▶ Goal: Keep the pictures out of the copy and print all the entries below exactly.

▶ Stored items:
-- BEGIN --

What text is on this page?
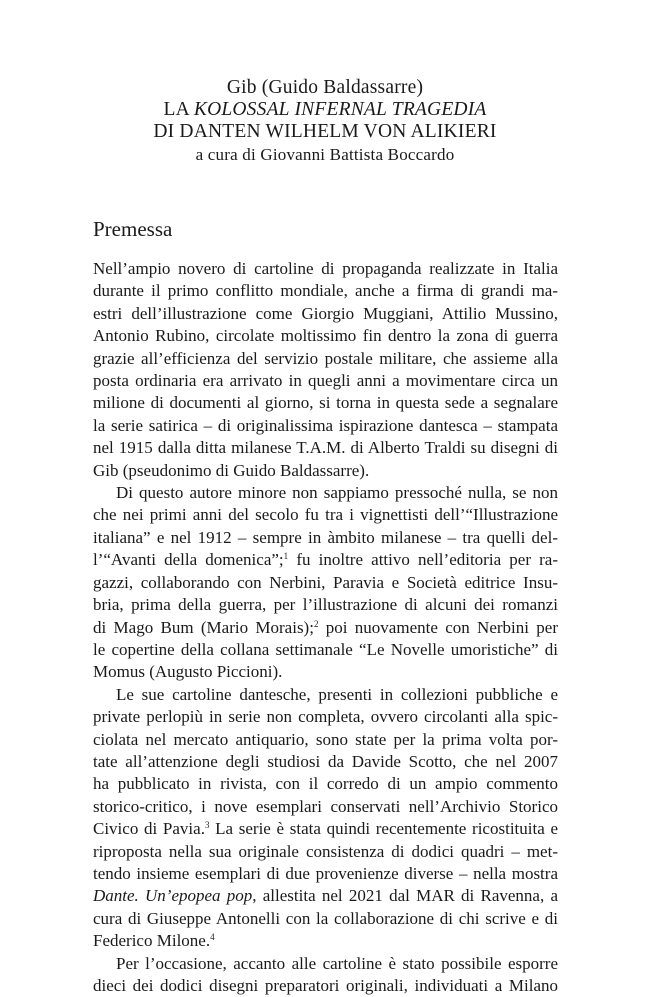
Gib (Guido Baldassarre)
LA KOLOSSAL INFERNAL TRAGEDIA
DI DANTEN WILHELM VON ALIKIERI
a cura di Giovanni Battista Boccardo
Premessa

Nell’ampio novero di cartoline di propaganda realizzate in Italia
durante il primo conflitto mondiale, anche a firma di grandi ma-
estri dell’illustrazione come Giorgio Muggiani, Attilio Mussino,
Antonio Rubino, circolate moltissimo fin dentro la zona di guerra
grazie all’efficienza del servizio postale militare, che assieme alla
posta ordinaria era arrivato in quegli anni a movimentare circa un
milione di documenti al giorno, si torna in questa sede a segnalare
la serie satirica – di originalissima ispirazione dantesca – stampata
nel 1915 dalla ditta milanese T.A.M. di Alberto Traldi su disegni di
Gib (pseudonimo di Guido Baldassarre).

Di questo autore minore non sappiamo pressoché nulla, se non
che nei primi anni del secolo fu tra i vignettisti dell’“Illustrazione
italiana” e nel 1912 – sempre in àmbito milanese – tra quelli del-
l’“Avanti della domenica”;$^1$ fu inoltre attivo nell’editoria per ra-
gazzi, collaborando con Nerbini, Paravia e Società editrice Insu-
bria, prima della guerra, per l’illustrazione di alcuni dei romanzi
di Mago Bum (Mario Morais);$^2$ poi nuovamente con Nerbini per
le copertine della collana settimanale “Le Novelle umoristiche” di
Momus (Augusto Piccioni).

Le sue cartoline dantesche, presenti in collezioni pubbliche e
private perlopiù in serie non completa, ovvero circolanti alla spic-
ciolata nel mercato antiquario, sono state per la prima volta por-
tate all’attenzione degli studiosi da Davide Scotto, che nel 2007
ha pubblicato in rivista, con il corredo di un ampio commento
storico-critico, i nove esemplari conservati nell’Archivio Storico
Civico di Pavia.$^3$ La serie è stata quindi recentemente ricostituita e
riproposta nella sua originale consistenza di dodici quadri – met-
tendo insieme esemplari di due provenienze diverse – nella mostra
Dante. Un’epopea pop, allestita nel 2021 dal MAR di Ravenna, a
cura di Giuseppe Antonelli con la collaborazione di chi scrive e di
Federico Milone.$^4$

Per l’occasione, accanto alle cartoline è stato possibile esporre
dieci dei dodici disegni preparatori originali, individuati a Milano
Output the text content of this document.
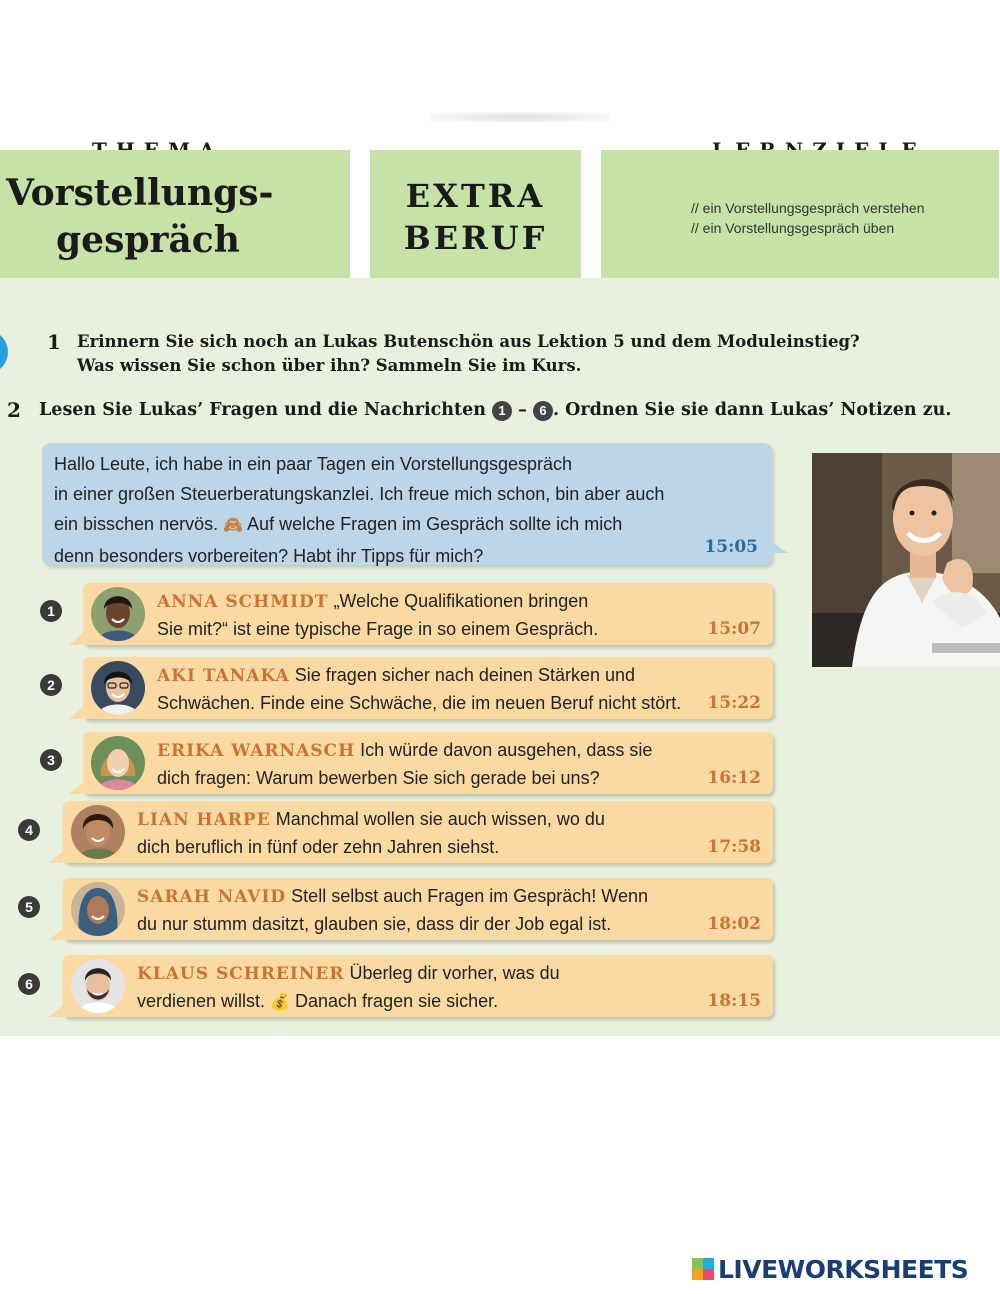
Vorstellungs-
gespräch
EXTRA
BERUF
// ein Vorstellungsgespräch verstehen
// ein Vorstellungsgespräch üben
1 Erinnern Sie sich noch an Lukas Butenschön aus Lektion 5 und dem Moduleinstieg?
Was wissen Sie schon über ihn? Sammeln Sie im Kurs.
2 Lesen Sie Lukas’ Fragen und die Nachrichten 1 – 6 . Ordnen Sie sie dann Lukas’ Notizen zu.
Hallo Leute, ich habe in ein paar Tagen ein Vorstellungsgespräch
in einer großen Steuerberatungskanzlei. Ich freue mich schon, bin aber auch
ein bisschen nervös. 🙈 Auf welche Fragen im Gespräch sollte ich mich
denn besonders vorbereiten? Habt ihr Tipps für mich?	15:05
1	ANNA SCHMIDT „Welche Qualifikationen bringen
Sie mit?“ ist eine typische Frage in so einem Gespräch.	15:07
2	AKI TANAKA Sie fragen sicher nach deinen Stärken und
Schwächen. Finde eine Schwäche, die im neuen Beruf nicht stört. 15:22
3	ERIKA WARNASCH Ich würde davon ausgehen, dass sie
dich fragen: Warum bewerben Sie sich gerade bei uns?	16:12
4	LIAN HARPE Manchmal wollen sie auch wissen, wo du
dich beruflich in fünf oder zehn Jahren siehst.	17:58
5	SARAH NAVID Stell selbst auch Fragen im Gespräch! Wenn
du nur stumm dasitzt, glauben sie, dass dir der Job egal ist.	18:02
6	KLAUS SCHREINER Überleg dir vorher, was du
verdienen willst. 💰 Danach fragen sie sicher.	18:15
LIVEWORKSHEETS
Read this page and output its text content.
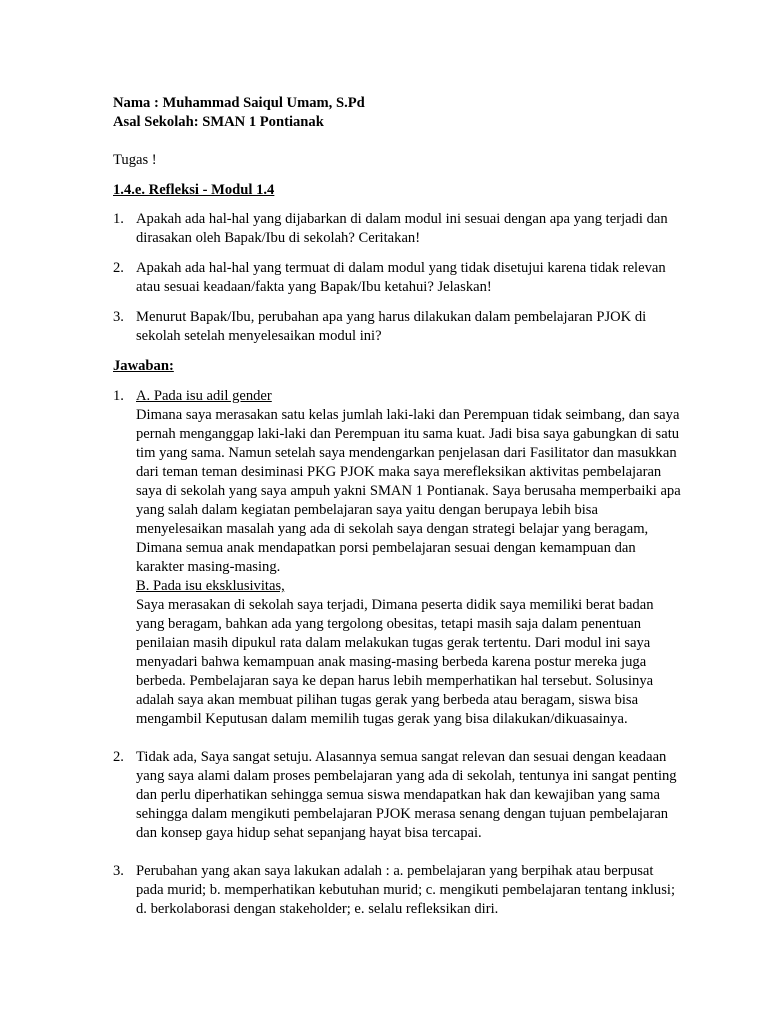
Nama : Muhammad Saiqul Umam, S.Pd
Asal Sekolah: SMAN 1 Pontianak
Tugas !
1.4.e. Refleksi - Modul 1.4
1. Apakah ada hal-hal yang dijabarkan di dalam modul ini sesuai dengan apa yang terjadi dan dirasakan oleh Bapak/Ibu di sekolah? Ceritakan!
2. Apakah ada hal-hal yang termuat di dalam modul yang tidak disetujui karena tidak relevan atau sesuai keadaan/fakta yang Bapak/Ibu ketahui? Jelaskan!
3. Menurut Bapak/Ibu, perubahan apa yang harus dilakukan dalam pembelajaran PJOK di sekolah setelah menyelesaikan modul ini?
Jawaban:
1. A. Pada isu adil gender
Dimana saya merasakan satu kelas jumlah laki-laki dan Perempuan tidak seimbang, dan saya pernah menganggap laki-laki dan Perempuan itu sama kuat. Jadi bisa saya gabungkan di satu tim yang sama. Namun setelah saya mendengarkan penjelasan dari Fasilitator dan masukkan dari teman teman desiminasi PKG PJOK maka saya merefleksikan aktivitas pembelajaran saya di sekolah yang saya ampuh yakni SMAN 1 Pontianak. Saya berusaha memperbaiki apa yang salah dalam kegiatan pembelajaran saya yaitu dengan berupaya lebih bisa menyelesaikan masalah yang ada di sekolah saya dengan strategi belajar yang beragam, Dimana semua anak mendapatkan porsi pembelajaran sesuai dengan kemampuan dan karakter masing-masing.
B. Pada isu eksklusivitas,
Saya merasakan di sekolah saya terjadi, Dimana peserta didik saya memiliki berat badan yang beragam, bahkan ada yang tergolong obesitas, tetapi masih saja dalam penentuan penilaian masih dipukul rata dalam melakukan tugas gerak tertentu. Dari modul ini saya menyadari bahwa kemampuan anak masing-masing berbeda karena postur mereka juga berbeda. Pembelajaran saya ke depan harus lebih memperhatikan hal tersebut. Solusinya adalah saya akan membuat pilihan tugas gerak yang berbeda atau beragam, siswa bisa mengambil Keputusan dalam memilih tugas gerak yang bisa dilakukan/dikuasainya.
2. Tidak ada, Saya sangat setuju. Alasannya semua sangat relevan dan sesuai dengan keadaan yang saya alami dalam proses pembelajaran yang ada di sekolah, tentunya ini sangat penting dan perlu diperhatikan sehingga semua siswa mendapatkan hak dan kewajiban yang sama sehingga dalam mengikuti pembelajaran PJOK merasa senang dengan tujuan pembelajaran dan konsep gaya hidup sehat sepanjang hayat bisa tercapai.
3. Perubahan yang akan saya lakukan adalah : a. pembelajaran yang berpihak atau berpusat pada murid; b. memperhatikan kebutuhan murid; c. mengikuti pembelajaran tentang inklusi; d. berkolaborasi dengan stakeholder; e. selalu refleksikan diri.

-- END --

▶ Answer to the exercise:
What text is on this page?
Gib (Guido Baldassarre)
LA KOLOSSAL INFERNAL TRAGEDIA
DI DANTEN WILHELM VON ALIKIERI
a cura di Giovanni Battista Boccardo
Premessa

Nell’ampio novero di cartoline di propaganda realizzate in Italia
durante il primo conflitto mondiale, anche a firma di grandi ma-
estri dell’illustrazione come Giorgio Muggiani, Attilio Mussino,
Antonio Rubino, circolate moltissimo fin dentro la zona di guerra
grazie all’efficienza del servizio postale militare, che assieme alla
posta ordinaria era arrivato in quegli anni a movimentare circa un
milione di documenti al giorno, si torna in questa sede a segnalare
la serie satirica – di originalissima ispirazione dantesca – stampata
nel 1915 dalla ditta milanese T.A.M. di Alberto Traldi su disegni di
Gib (pseudonimo di Guido Baldassarre).

Di questo autore minore non sappiamo pressoché nulla, se non
che nei primi anni del secolo fu tra i vignettisti dell’“Illustrazione
italiana” e nel 1912 – sempre in àmbito milanese – tra quelli del-
l’“Avanti della domenica”;$^1$ fu inoltre attivo nell’editoria per ra-
gazzi, collaborando con Nerbini, Paravia e Società editrice Insu-
bria, prima della guerra, per l’illustrazione di alcuni dei romanzi
di Mago Bum (Mario Morais);$^2$ poi nuovamente con Nerbini per
le copertine della collana settimanale “Le Novelle umoristiche” di
Momus (Augusto Piccioni).

Le sue cartoline dantesche, presenti in collezioni pubbliche e
private perlopiù in serie non completa, ovvero circolanti alla spic-
ciolata nel mercato antiquario, sono state per la prima volta por-
tate all’attenzione degli studiosi da Davide Scotto, che nel 2007
ha pubblicato in rivista, con il corredo di un ampio commento
storico-critico, i nove esemplari conservati nell’Archivio Storico
Civico di Pavia.$^3$ La serie è stata quindi recentemente ricostituita e
riproposta nella sua originale consistenza di dodici quadri – met-
tendo insieme esemplari di due provenienze diverse – nella mostra
Dante. Un’epopea pop, allestita nel 2021 dal MAR di Ravenna, a
cura di Giuseppe Antonelli con la collaborazione di chi scrive e di
Federico Milone.$^4$

Per l’occasione, accanto alle cartoline è stato possibile esporre
dieci dei dodici disegni preparatori originali, individuati a Milano
Output the text content of this document.
Vorstellungs-
gespräch
EXTRA
BERUF
// ein Vorstellungsgespräch verstehen
// ein Vorstellungsgespräch üben
1 Erinnern Sie sich noch an Lukas Butenschön aus Lektion 5 und dem Moduleinstieg?
Was wissen Sie schon über ihn? Sammeln Sie im Kurs.
2 Lesen Sie Lukas’ Fragen und die Nachrichten 1 – 6 . Ordnen Sie sie dann Lukas’ Notizen zu.
Hallo Leute, ich habe in ein paar Tagen ein Vorstellungsgespräch
in einer großen Steuerberatungskanzlei. Ich freue mich schon, bin aber auch
ein bisschen nervös. 🙈 Auf welche Fragen im Gespräch sollte ich mich
denn besonders vorbereiten? Habt ihr Tipps für mich?	15:05
1	ANNA SCHMIDT „Welche Qualifikationen bringen
Sie mit?“ ist eine typische Frage in so einem Gespräch.	15:07
2	AKI TANAKA Sie fragen sicher nach deinen Stärken und
Schwächen. Finde eine Schwäche, die im neuen Beruf nicht stört. 15:22
3	ERIKA WARNASCH Ich würde davon ausgehen, dass sie
dich fragen: Warum bewerben Sie sich gerade bei uns?	16:12
4	LIAN HARPE Manchmal wollen sie auch wissen, wo du
dich beruflich in fünf oder zehn Jahren siehst.	17:58
5	SARAH NAVID Stell selbst auch Fragen im Gespräch! Wenn
du nur stumm dasitzt, glauben sie, dass dir der Job egal ist.	18:02
6	KLAUS SCHREINER Überleg dir vorher, was du
verdienen willst. 💰 Danach fragen sie sicher.	18:15
LIVEWORKSHEETS
Read this page and output its text content.
Nama : Muhammad Saiqul Umam, S.Pd
Asal Sekolah: SMAN 1 Pontianak
Tugas !
1.4.e. Refleksi - Modul 1.4
1. Apakah ada hal-hal yang dijabarkan di dalam modul ini sesuai dengan apa yang terjadi dan dirasakan oleh Bapak/Ibu di sekolah? Ceritakan!
2. Apakah ada hal-hal yang termuat di dalam modul yang tidak disetujui karena tidak relevan atau sesuai keadaan/fakta yang Bapak/Ibu ketahui? Jelaskan!
3. Menurut Bapak/Ibu, perubahan apa yang harus dilakukan dalam pembelajaran PJOK di sekolah setelah menyelesaikan modul ini?
Jawaban:
1. A. Pada isu adil gender
Dimana saya merasakan satu kelas jumlah laki-laki dan Perempuan tidak seimbang, dan saya pernah menganggap laki-laki dan Perempuan itu sama kuat. Jadi bisa saya gabungkan di satu tim yang sama. Namun setelah saya mendengarkan penjelasan dari Fasilitator dan masukkan dari teman teman desiminasi PKG PJOK maka saya merefleksikan aktivitas pembelajaran saya di sekolah yang saya ampuh yakni SMAN 1 Pontianak. Saya berusaha memperbaiki apa yang salah dalam kegiatan pembelajaran saya yaitu dengan berupaya lebih bisa menyelesaikan masalah yang ada di sekolah saya dengan strategi belajar yang beragam, Dimana semua anak mendapatkan porsi pembelajaran sesuai dengan kemampuan dan karakter masing-masing.
B. Pada isu eksklusivitas,
Saya merasakan di sekolah saya terjadi, Dimana peserta didik saya memiliki berat badan yang beragam, bahkan ada yang tergolong obesitas, tetapi masih saja dalam penentuan penilaian masih dipukul rata dalam melakukan tugas gerak tertentu. Dari modul ini saya menyadari bahwa kemampuan anak masing-masing berbeda karena postur mereka juga berbeda. Pembelajaran saya ke depan harus lebih memperhatikan hal tersebut. Solusinya adalah saya akan membuat pilihan tugas gerak yang berbeda atau beragam, siswa bisa mengambil Keputusan dalam memilih tugas gerak yang bisa dilakukan/dikuasainya.
2. Tidak ada, Saya sangat setuju. Alasannya semua sangat relevan dan sesuai dengan keadaan yang saya alami dalam proses pembelajaran yang ada di sekolah, tentunya ini sangat penting dan perlu diperhatikan sehingga semua siswa mendapatkan hak dan kewajiban yang sama sehingga dalam mengikuti pembelajaran PJOK merasa senang dengan tujuan pembelajaran dan konsep gaya hidup sehat sepanjang hayat bisa tercapai.
3. Perubahan yang akan saya lakukan adalah : a. pembelajaran yang berpihak atau berpusat pada murid; b. memperhatikan kebutuhan murid; c. mengikuti pembelajaran tentang inklusi; d. berkolaborasi dengan stakeholder; e. selalu refleksikan diri.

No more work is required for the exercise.